_To do_
Exactly as written, please set down all of the entries again, with no pictures.

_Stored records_
┌────────

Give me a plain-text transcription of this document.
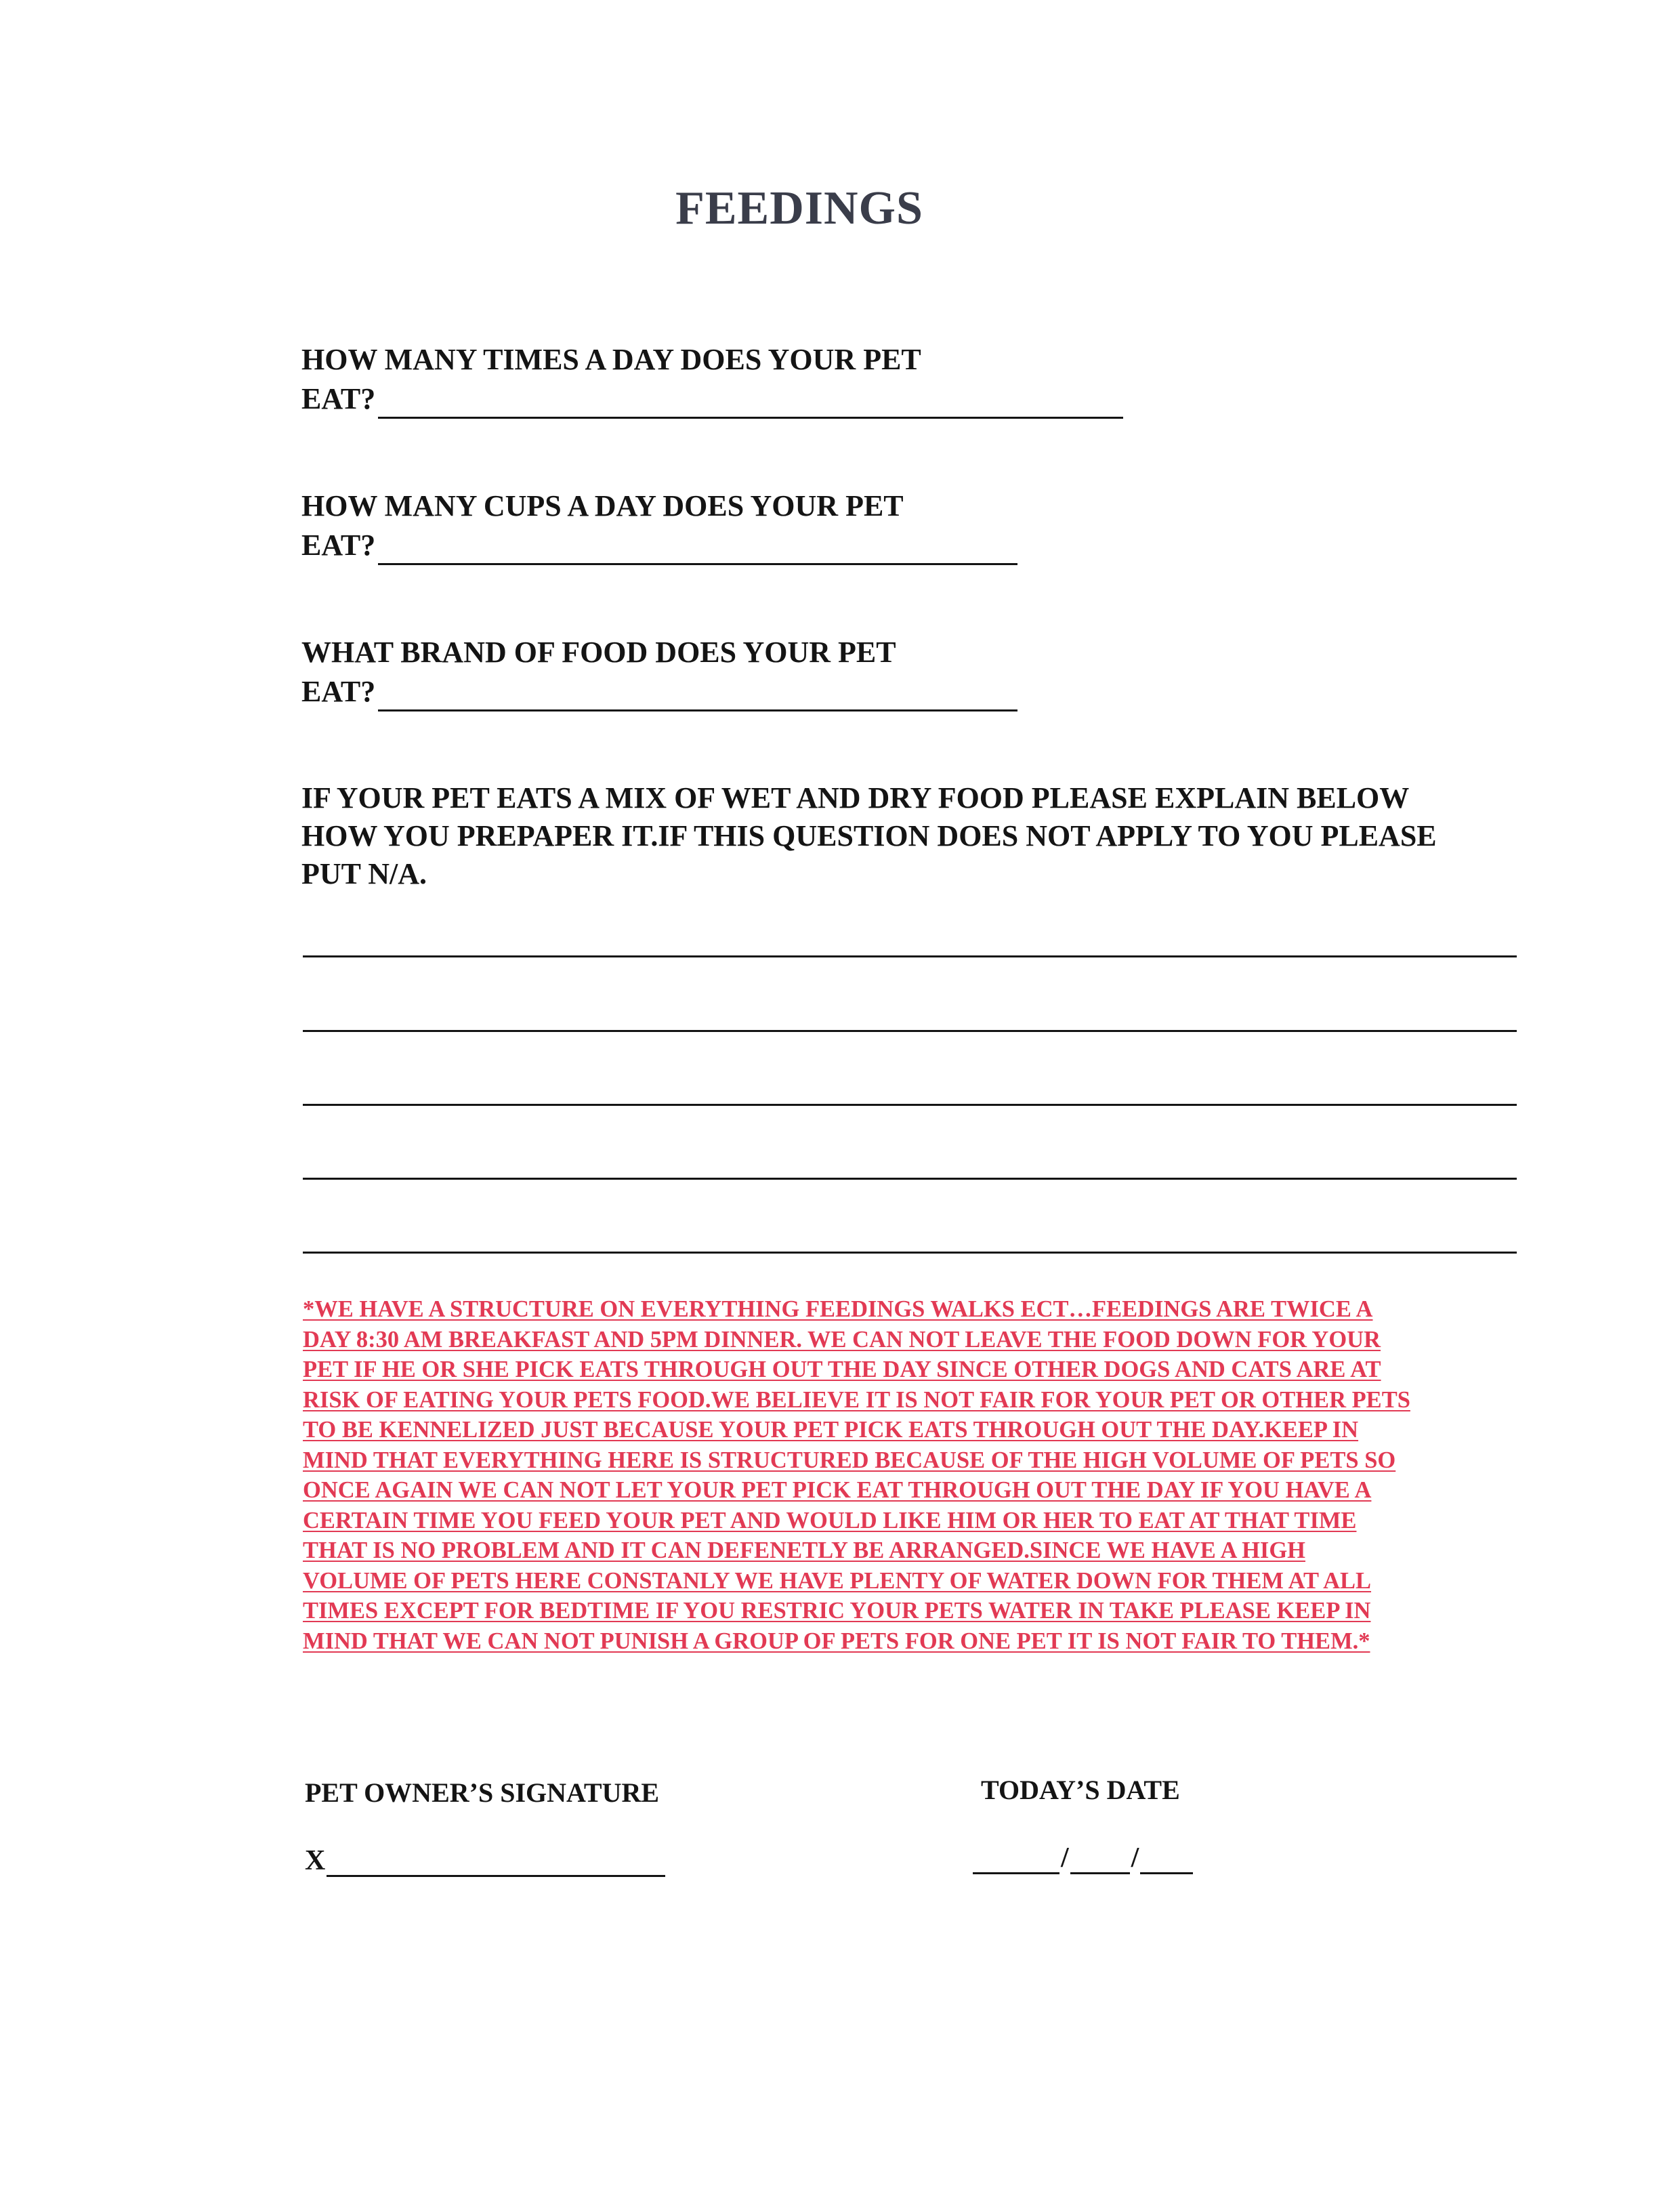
FEEDINGS
HOW MANY TIMES A DAY DOES YOUR PET
EAT?
HOW MANY CUPS A DAY DOES YOUR PET
EAT?
WHAT BRAND OF FOOD DOES YOUR PET
EAT?
IF YOUR PET EATS A MIX OF WET AND DRY FOOD PLEASE EXPLAIN BELOW
HOW YOU PREPAPER IT.IF THIS QUESTION DOES NOT APPLY TO YOU PLEASE
PUT N/A.
*WE HAVE A STRUCTURE ON EVERYTHING FEEDINGS WALKS ECT…FEEDINGS ARE TWICE A
DAY 8:30 AM BREAKFAST AND 5PM DINNER. WE CAN NOT LEAVE THE FOOD DOWN FOR YOUR
PET IF HE OR SHE PICK EATS THROUGH OUT THE DAY SINCE OTHER DOGS AND CATS ARE AT
RISK OF EATING YOUR PETS FOOD.WE BELIEVE IT IS NOT FAIR FOR YOUR PET OR OTHER PETS
TO BE KENNELIZED JUST BECAUSE YOUR PET PICK EATS THROUGH OUT THE DAY.KEEP IN
MIND THAT EVERYTHING HERE IS STRUCTURED BECAUSE OF THE HIGH VOLUME OF PETS SO
ONCE AGAIN WE CAN NOT LET YOUR PET PICK EAT THROUGH OUT THE DAY IF YOU HAVE A
CERTAIN TIME YOU FEED YOUR PET AND WOULD LIKE HIM OR HER TO EAT AT THAT TIME
THAT IS NO PROBLEM AND IT CAN DEFENETLY BE ARRANGED.SINCE WE HAVE A HIGH
VOLUME OF PETS HERE CONSTANLY WE HAVE PLENTY OF WATER DOWN FOR THEM AT ALL
TIMES EXCEPT FOR BEDTIME IF YOU RESTRIC YOUR PETS WATER IN TAKE PLEASE KEEP IN
MIND THAT WE CAN NOT PUNISH A GROUP OF PETS FOR ONE PET IT IS NOT FAIR TO THEM.*
PET OWNER’S SIGNATURE
X
TODAY’S DATE
/ /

└────────

_Solution for this exercise_
Give me a plain-text transcription of this document.
FEEDINGS
HOW MANY TIMES A DAY DOES YOUR PET
EAT?
HOW MANY CUPS A DAY DOES YOUR PET
EAT?
WHAT BRAND OF FOOD DOES YOUR PET
EAT?
IF YOUR PET EATS A MIX OF WET AND DRY FOOD PLEASE EXPLAIN BELOW
HOW YOU PREPAPER IT.IF THIS QUESTION DOES NOT APPLY TO YOU PLEASE
PUT N/A.
*WE HAVE A STRUCTURE ON EVERYTHING FEEDINGS WALKS ECT…FEEDINGS ARE TWICE A
DAY 8:30 AM BREAKFAST AND 5PM DINNER. WE CAN NOT LEAVE THE FOOD DOWN FOR YOUR
PET IF HE OR SHE PICK EATS THROUGH OUT THE DAY SINCE OTHER DOGS AND CATS ARE AT
RISK OF EATING YOUR PETS FOOD.WE BELIEVE IT IS NOT FAIR FOR YOUR PET OR OTHER PETS
TO BE KENNELIZED JUST BECAUSE YOUR PET PICK EATS THROUGH OUT THE DAY.KEEP IN
MIND THAT EVERYTHING HERE IS STRUCTURED BECAUSE OF THE HIGH VOLUME OF PETS SO
ONCE AGAIN WE CAN NOT LET YOUR PET PICK EAT THROUGH OUT THE DAY IF YOU HAVE A
CERTAIN TIME YOU FEED YOUR PET AND WOULD LIKE HIM OR HER TO EAT AT THAT TIME
THAT IS NO PROBLEM AND IT CAN DEFENETLY BE ARRANGED.SINCE WE HAVE A HIGH
VOLUME OF PETS HERE CONSTANLY WE HAVE PLENTY OF WATER DOWN FOR THEM AT ALL
TIMES EXCEPT FOR BEDTIME IF YOU RESTRIC YOUR PETS WATER IN TAKE PLEASE KEEP IN
MIND THAT WE CAN NOT PUNISH A GROUP OF PETS FOR ONE PET IT IS NOT FAIR TO THEM.*
PET OWNER’S SIGNATURE
X
TODAY’S DATE
/ /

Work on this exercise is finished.